Jobs:
**a)** In the passage on SusWatch/GCAP activities, who facilitated the MDG Policy Monitoring Training Workshop?
**b)** Reproduce the passage on SusWatch/GCAP activities from "SusWatch/GCAP Activities" up to and including "other developing countries.".

Quoted passage:
#####

The Summit Outcome (read SusWatch press Release)

SusWatch/GCAP Activities

Lobbying G-8 Summit

The Sustainability Watch Network together with the GCAP coalition met to come up with a Zimbabwe specific set of demands to lobby the G8 countries through their local embassies. The session reflected on the implications of the G8 Summit on development processes in Zimbabwe and other developing countries.

Deliberations picked out debt cancellation as a priority, considering the country’s precarious social and humanitarian situation.  A press statement was issued at the end of the meeting and sent to several media houses. It was accompanied by a T-shirt with the message, “End Poverty Now”, tied with a white ribbon.

The coalition also held a press conference during the course of their deliberations. It also wrote an open letter to the G8 embassies in Zimbabwe, Government of Zimbabwe and the World Bank. The purpose of the open letter was to raise awareness of all Zimbabwean citizens on the G8 summit deliberations and outcomes in relation to Zimbabwe. Regrettably, plans to convene a public meeting, bringing together Government, CSO representatives and debt experts to further discuss on the outcomes did not materialise.  read the demands

MDG Policy Monitoring Training Workshop for CSOs (31 May 2005)

ZERO hosted a successful one-day MDG Policy Monitoring Training Workshop on 31 May 2005 in the Mwengo Boardroom. The aim of workshop was to increase the capacity of participants and the national network on MDG policy monitoring, as well as improve their confidence and advocacy skills. Mr Cornelius Kazoora from Uganda, a consultant with SusWatch, was the facilitator.

The 16 participants included senior officials from the Government, Ministry of Labour (MDG hosting ministry), United Nations Development Programme, MDG thematic leads within CSOs and several key representatives from CSOs. The diversity of participants representing different stakeholders gave the workshop a unique flavour.

#####

Data lines:
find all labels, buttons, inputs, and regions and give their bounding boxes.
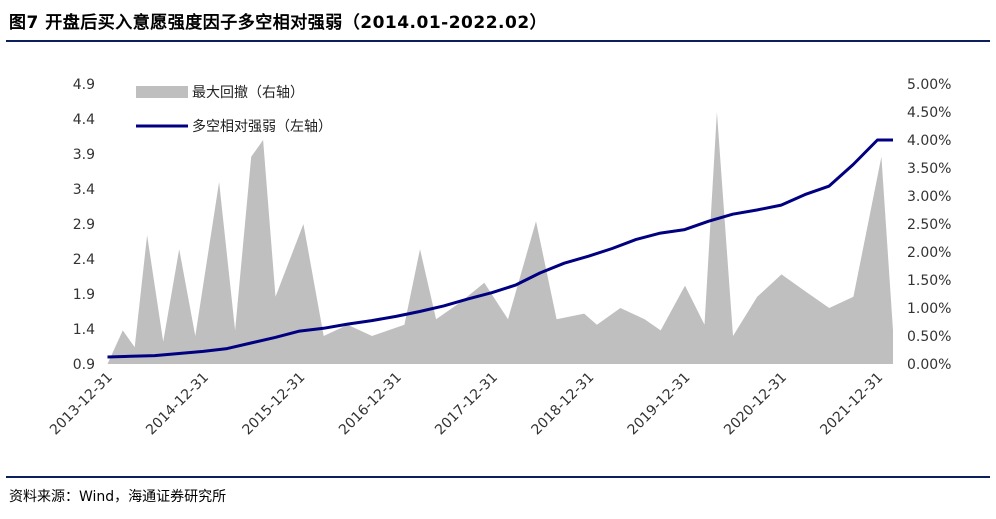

#####

Responses in order:
**a)** Mr Cornelius Kazoora from Uganda, a consultant with SusWatch.

**b)**
SusWatch/GCAP Activities

Lobbying G-8 Summit

The Sustainability Watch Network together with the GCAP coalition met to come up with a Zimbabwe specific set of demands to lobby the G8 countries through their local embassies. The session reflected on the implications of the G8 Summit on development processes in Zimbabwe and other developing countries.